# Start of INFORMATION SHOWN

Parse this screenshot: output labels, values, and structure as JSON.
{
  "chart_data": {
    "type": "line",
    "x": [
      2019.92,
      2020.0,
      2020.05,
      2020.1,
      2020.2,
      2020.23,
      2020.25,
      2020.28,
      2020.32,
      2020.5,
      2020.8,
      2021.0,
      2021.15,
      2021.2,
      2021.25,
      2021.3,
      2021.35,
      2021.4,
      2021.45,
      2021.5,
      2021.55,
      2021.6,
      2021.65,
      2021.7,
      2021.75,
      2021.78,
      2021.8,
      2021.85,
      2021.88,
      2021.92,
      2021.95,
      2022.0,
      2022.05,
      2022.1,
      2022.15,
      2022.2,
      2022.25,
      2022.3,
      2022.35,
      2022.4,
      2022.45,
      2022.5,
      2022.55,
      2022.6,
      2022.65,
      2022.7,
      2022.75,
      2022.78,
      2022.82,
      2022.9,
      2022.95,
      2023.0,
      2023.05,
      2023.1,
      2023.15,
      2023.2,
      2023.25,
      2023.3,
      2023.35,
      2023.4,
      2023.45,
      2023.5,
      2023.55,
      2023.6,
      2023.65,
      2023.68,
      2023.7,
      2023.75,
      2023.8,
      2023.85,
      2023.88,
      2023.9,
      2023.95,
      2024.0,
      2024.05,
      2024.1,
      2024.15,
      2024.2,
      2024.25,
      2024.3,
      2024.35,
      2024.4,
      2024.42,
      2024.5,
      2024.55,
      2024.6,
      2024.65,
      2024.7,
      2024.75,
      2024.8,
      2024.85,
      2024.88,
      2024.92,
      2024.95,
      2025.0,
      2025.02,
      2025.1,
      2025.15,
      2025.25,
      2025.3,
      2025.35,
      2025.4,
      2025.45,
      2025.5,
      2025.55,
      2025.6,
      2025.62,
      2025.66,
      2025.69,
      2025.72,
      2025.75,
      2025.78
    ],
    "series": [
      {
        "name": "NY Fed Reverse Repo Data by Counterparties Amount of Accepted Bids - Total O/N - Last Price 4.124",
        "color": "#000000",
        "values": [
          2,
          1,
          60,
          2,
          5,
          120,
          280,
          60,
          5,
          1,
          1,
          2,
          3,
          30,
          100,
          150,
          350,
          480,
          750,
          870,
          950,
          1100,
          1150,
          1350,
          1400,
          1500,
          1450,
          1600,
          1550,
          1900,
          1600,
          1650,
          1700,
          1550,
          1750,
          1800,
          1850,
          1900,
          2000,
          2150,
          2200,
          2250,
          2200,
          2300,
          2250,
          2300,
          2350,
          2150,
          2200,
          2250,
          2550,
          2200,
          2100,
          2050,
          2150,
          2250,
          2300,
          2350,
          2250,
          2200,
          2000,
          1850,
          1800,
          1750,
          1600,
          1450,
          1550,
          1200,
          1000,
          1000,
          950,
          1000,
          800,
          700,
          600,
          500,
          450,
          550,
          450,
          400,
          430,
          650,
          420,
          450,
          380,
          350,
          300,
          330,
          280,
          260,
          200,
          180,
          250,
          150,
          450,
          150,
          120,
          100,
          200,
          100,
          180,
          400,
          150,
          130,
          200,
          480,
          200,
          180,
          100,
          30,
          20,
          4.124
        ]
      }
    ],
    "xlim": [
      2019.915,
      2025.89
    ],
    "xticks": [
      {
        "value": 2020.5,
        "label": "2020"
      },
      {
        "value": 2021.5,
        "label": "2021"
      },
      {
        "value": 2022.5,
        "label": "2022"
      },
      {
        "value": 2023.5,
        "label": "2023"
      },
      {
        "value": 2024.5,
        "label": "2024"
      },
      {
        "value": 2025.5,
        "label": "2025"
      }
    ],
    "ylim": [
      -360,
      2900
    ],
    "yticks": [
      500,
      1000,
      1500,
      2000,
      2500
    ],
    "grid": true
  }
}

# End of INFORMATION SHOWN
# Start of INFORMATION SHOWN

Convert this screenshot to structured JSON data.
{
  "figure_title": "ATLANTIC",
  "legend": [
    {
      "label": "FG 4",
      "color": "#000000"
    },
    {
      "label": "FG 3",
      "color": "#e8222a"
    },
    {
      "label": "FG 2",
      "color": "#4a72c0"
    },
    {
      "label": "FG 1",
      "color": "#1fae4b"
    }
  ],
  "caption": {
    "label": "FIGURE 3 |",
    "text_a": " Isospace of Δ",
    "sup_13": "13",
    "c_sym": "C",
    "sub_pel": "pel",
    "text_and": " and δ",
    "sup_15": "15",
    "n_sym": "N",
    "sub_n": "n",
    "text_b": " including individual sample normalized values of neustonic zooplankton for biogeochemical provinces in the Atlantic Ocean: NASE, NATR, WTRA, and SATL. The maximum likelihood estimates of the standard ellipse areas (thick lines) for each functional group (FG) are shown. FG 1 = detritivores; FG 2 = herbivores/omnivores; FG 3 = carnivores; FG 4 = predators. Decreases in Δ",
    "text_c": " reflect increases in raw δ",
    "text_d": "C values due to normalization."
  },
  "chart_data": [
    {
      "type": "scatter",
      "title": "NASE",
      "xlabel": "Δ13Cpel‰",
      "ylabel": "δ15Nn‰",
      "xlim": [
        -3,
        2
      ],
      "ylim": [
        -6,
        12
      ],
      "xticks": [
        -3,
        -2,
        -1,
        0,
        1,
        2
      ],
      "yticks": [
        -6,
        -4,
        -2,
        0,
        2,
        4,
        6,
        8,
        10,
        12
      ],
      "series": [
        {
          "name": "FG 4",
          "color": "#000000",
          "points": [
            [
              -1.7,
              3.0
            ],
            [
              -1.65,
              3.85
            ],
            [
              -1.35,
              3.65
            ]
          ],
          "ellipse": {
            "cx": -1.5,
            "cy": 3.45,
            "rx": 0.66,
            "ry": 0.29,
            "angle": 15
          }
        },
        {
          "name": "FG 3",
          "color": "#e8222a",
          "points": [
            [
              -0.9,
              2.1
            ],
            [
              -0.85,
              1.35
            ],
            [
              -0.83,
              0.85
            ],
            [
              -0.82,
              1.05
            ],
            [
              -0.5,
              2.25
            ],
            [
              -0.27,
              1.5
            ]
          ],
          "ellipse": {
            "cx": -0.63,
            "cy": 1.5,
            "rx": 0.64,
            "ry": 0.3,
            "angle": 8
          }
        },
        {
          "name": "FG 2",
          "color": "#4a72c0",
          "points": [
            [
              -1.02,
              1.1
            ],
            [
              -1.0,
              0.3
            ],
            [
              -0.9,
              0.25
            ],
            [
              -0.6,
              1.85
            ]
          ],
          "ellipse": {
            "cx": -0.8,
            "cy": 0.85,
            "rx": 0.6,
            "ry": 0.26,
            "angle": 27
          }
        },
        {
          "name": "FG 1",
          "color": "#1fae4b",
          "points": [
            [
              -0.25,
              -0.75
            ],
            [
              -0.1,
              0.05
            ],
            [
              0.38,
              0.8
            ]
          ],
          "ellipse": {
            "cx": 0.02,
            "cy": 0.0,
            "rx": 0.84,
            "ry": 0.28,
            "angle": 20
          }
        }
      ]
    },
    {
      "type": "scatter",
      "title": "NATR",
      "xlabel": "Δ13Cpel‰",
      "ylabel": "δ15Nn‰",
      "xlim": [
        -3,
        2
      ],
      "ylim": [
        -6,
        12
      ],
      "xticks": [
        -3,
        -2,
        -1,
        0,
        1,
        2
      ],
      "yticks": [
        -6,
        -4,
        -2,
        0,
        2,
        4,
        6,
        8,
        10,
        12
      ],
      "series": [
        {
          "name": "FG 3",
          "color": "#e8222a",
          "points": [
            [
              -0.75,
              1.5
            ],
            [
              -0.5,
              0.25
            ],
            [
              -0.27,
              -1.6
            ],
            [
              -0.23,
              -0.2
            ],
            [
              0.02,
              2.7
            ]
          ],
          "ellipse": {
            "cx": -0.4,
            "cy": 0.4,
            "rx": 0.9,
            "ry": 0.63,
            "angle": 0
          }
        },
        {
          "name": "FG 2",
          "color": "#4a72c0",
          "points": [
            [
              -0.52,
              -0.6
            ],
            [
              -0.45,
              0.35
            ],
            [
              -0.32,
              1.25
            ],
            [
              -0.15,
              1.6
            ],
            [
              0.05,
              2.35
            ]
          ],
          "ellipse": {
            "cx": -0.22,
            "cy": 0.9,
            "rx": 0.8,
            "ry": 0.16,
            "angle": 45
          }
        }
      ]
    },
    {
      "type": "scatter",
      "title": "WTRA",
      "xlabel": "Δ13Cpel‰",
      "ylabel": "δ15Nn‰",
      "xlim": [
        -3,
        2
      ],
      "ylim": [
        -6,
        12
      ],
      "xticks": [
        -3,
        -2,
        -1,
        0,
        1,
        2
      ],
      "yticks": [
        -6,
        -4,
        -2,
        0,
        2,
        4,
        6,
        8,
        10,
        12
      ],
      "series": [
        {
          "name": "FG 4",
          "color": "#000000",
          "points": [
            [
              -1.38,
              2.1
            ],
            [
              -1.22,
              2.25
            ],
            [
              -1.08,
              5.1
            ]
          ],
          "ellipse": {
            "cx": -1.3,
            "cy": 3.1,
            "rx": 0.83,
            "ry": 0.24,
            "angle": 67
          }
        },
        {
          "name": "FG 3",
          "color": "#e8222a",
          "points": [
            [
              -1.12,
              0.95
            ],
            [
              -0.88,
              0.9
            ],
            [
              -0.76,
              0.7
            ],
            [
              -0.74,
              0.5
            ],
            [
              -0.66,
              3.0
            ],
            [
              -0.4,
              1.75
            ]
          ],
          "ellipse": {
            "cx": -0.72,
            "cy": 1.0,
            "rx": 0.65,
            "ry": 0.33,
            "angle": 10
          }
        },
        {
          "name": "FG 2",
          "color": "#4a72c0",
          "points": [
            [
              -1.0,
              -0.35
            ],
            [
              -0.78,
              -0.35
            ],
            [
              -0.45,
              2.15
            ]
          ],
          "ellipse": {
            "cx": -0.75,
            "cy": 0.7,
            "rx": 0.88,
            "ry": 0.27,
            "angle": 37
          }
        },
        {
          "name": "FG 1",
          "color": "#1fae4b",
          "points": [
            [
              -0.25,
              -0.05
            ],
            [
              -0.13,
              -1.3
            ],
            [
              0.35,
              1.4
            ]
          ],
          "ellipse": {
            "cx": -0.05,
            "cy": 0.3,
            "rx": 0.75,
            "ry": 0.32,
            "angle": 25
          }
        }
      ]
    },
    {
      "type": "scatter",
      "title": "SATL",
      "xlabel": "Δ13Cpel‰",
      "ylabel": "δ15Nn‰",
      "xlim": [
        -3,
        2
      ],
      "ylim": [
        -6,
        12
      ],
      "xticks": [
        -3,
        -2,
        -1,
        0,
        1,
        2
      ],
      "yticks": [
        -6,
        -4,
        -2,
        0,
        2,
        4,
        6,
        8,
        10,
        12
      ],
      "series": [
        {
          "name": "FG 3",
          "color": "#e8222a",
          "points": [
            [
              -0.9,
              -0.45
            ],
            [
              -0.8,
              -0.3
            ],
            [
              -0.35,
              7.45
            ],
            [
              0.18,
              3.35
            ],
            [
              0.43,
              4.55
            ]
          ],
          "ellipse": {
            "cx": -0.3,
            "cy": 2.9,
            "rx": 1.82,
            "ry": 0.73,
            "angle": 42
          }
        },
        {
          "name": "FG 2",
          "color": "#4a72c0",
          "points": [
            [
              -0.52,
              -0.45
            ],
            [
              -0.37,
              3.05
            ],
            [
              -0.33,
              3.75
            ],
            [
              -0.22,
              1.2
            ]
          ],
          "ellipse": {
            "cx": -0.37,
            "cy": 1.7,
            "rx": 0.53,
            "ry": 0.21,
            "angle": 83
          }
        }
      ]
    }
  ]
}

# End of INFORMATION SHOWN

**REQUIRED WORK**
Copy every line of the listing that includes the string "screenshot".

**SOLUTION BELOW**
Parse this screenshot: output labels, values, and structure as JSON.
Convert this screenshot to structured JSON data.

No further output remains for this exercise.